#### EXERCISE AIM
Go through the records and give each one again exactly.

#### RECORDS

------------------------------------------------------------

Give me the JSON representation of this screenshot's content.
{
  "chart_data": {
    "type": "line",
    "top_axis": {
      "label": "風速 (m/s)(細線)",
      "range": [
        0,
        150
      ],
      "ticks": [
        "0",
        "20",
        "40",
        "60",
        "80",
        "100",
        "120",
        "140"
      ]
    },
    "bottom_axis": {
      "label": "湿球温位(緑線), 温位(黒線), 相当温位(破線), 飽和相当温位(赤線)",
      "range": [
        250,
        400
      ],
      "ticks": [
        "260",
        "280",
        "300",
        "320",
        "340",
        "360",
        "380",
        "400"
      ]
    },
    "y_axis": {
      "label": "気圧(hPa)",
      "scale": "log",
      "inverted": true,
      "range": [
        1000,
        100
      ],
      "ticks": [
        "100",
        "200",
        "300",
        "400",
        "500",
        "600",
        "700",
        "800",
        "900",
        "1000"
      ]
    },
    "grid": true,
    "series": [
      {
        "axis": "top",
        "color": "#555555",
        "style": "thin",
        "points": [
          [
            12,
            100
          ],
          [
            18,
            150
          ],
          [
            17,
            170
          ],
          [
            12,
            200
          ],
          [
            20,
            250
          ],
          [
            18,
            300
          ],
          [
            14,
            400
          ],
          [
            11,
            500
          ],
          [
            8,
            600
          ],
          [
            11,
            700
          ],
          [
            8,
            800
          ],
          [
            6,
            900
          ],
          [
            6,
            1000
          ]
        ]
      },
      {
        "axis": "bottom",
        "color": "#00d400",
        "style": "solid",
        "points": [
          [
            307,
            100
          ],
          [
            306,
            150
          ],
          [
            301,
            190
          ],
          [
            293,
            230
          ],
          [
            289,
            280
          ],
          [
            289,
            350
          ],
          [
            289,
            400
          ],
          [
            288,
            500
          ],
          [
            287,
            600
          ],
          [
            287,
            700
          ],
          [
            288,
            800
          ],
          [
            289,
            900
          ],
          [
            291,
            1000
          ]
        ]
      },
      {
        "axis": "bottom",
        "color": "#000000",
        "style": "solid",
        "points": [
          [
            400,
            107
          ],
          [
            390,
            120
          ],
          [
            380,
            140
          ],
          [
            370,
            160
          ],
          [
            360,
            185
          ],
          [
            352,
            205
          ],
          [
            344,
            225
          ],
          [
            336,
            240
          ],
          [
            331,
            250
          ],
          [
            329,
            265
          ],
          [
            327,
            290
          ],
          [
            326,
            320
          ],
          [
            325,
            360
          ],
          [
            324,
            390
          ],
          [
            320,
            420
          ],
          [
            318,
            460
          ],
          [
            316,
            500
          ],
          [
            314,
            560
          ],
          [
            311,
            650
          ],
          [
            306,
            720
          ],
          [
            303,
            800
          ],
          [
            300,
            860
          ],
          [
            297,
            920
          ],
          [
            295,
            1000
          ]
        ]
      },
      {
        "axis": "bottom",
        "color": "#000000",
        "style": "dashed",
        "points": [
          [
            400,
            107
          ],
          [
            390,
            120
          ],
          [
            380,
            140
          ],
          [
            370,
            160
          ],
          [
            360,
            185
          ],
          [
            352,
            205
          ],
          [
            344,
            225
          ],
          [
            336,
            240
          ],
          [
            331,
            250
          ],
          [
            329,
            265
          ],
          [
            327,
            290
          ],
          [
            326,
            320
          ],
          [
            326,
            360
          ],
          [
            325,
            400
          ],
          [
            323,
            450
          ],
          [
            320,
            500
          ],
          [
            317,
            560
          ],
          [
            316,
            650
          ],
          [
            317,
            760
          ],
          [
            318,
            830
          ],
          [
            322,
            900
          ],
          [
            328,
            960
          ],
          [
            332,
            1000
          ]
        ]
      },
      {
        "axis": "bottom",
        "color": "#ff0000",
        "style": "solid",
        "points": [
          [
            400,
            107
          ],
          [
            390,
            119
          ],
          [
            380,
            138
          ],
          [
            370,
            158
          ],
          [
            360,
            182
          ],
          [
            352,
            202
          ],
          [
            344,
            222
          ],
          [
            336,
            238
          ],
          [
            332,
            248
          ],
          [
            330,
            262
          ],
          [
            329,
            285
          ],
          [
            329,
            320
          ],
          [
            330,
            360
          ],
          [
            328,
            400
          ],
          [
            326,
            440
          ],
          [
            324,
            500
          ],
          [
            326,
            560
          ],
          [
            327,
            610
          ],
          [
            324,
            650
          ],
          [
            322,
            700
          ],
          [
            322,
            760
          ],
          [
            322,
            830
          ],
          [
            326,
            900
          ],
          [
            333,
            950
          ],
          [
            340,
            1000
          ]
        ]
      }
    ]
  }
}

------------------------------------------------------------

#### TASK SOLUTION
Give me the JSON representation of this screenshot's content.
{
  "chart_data": {
    "type": "line",
    "top_axis": {
      "label": "風速 (m/s)(細線)",
      "range": [
        0,
        150
      ],
      "ticks": [
        "0",
        "20",
        "40",
        "60",
        "80",
        "100",
        "120",
        "140"
      ]
    },
    "bottom_axis": {
      "label": "湿球温位(緑線), 温位(黒線), 相当温位(破線), 飽和相当温位(赤線)",
      "range": [
        250,
        400
      ],
      "ticks": [
        "260",
        "280",
        "300",
        "320",
        "340",
        "360",
        "380",
        "400"
      ]
    },
    "y_axis": {
      "label": "気圧(hPa)",
      "scale": "log",
      "inverted": true,
      "range": [
        1000,
        100
      ],
      "ticks": [
        "100",
        "200",
        "300",
        "400",
        "500",
        "600",
        "700",
        "800",
        "900",
        "1000"
      ]
    },
    "grid": true,
    "series": [
      {
        "axis": "top",
        "color": "#555555",
        "style": "thin",
        "points": [
          [
            12,
            100
          ],
          [
            18,
            150
          ],
          [
            17,
            170
          ],
          [
            12,
            200
          ],
          [
            20,
            250
          ],
          [
            18,
            300
          ],
          [
            14,
            400
          ],
          [
            11,
            500
          ],
          [
            8,
            600
          ],
          [
            11,
            700
          ],
          [
            8,
            800
          ],
          [
            6,
            900
          ],
          [
            6,
            1000
          ]
        ]
      },
      {
        "axis": "bottom",
        "color": "#00d400",
        "style": "solid",
        "points": [
          [
            307,
            100
          ],
          [
            306,
            150
          ],
          [
            301,
            190
          ],
          [
            293,
            230
          ],
          [
            289,
            280
          ],
          [
            289,
            350
          ],
          [
            289,
            400
          ],
          [
            288,
            500
          ],
          [
            287,
            600
          ],
          [
            287,
            700
          ],
          [
            288,
            800
          ],
          [
            289,
            900
          ],
          [
            291,
            1000
          ]
        ]
      },
      {
        "axis": "bottom",
        "color": "#000000",
        "style": "solid",
        "points": [
          [
            400,
            107
          ],
          [
            390,
            120
          ],
          [
            380,
            140
          ],
          [
            370,
            160
          ],
          [
            360,
            185
          ],
          [
            352,
            205
          ],
          [
            344,
            225
          ],
          [
            336,
            240
          ],
          [
            331,
            250
          ],
          [
            329,
            265
          ],
          [
            327,
            290
          ],
          [
            326,
            320
          ],
          [
            325,
            360
          ],
          [
            324,
            390
          ],
          [
            320,
            420
          ],
          [
            318,
            460
          ],
          [
            316,
            500
          ],
          [
            314,
            560
          ],
          [
            311,
            650
          ],
          [
            306,
            720
          ],
          [
            303,
            800
          ],
          [
            300,
            860
          ],
          [
            297,
            920
          ],
          [
            295,
            1000
          ]
        ]
      },
      {
        "axis": "bottom",
        "color": "#000000",
        "style": "dashed",
        "points": [
          [
            400,
            107
          ],
          [
            390,
            120
          ],
          [
            380,
            140
          ],
          [
            370,
            160
          ],
          [
            360,
            185
          ],
          [
            352,
            205
          ],
          [
            344,
            225
          ],
          [
            336,
            240
          ],
          [
            331,
            250
          ],
          [
            329,
            265
          ],
          [
            327,
            290
          ],
          [
            326,
            320
          ],
          [
            326,
            360
          ],
          [
            325,
            400
          ],
          [
            323,
            450
          ],
          [
            320,
            500
          ],
          [
            317,
            560
          ],
          [
            316,
            650
          ],
          [
            317,
            760
          ],
          [
            318,
            830
          ],
          [
            322,
            900
          ],
          [
            328,
            960
          ],
          [
            332,
            1000
          ]
        ]
      },
      {
        "axis": "bottom",
        "color": "#ff0000",
        "style": "solid",
        "points": [
          [
            400,
            107
          ],
          [
            390,
            119
          ],
          [
            380,
            138
          ],
          [
            370,
            158
          ],
          [
            360,
            182
          ],
          [
            352,
            202
          ],
          [
            344,
            222
          ],
          [
            336,
            238
          ],
          [
            332,
            248
          ],
          [
            330,
            262
          ],
          [
            329,
            285
          ],
          [
            329,
            320
          ],
          [
            330,
            360
          ],
          [
            328,
            400
          ],
          [
            326,
            440
          ],
          [
            324,
            500
          ],
          [
            326,
            560
          ],
          [
            327,
            610
          ],
          [
            324,
            650
          ],
          [
            322,
            700
          ],
          [
            322,
            760
          ],
          [
            322,
            830
          ],
          [
            326,
            900
          ],
          [
            333,
            950
          ],
          [
            340,
            1000
          ]
        ]
      }
    ]
  }
}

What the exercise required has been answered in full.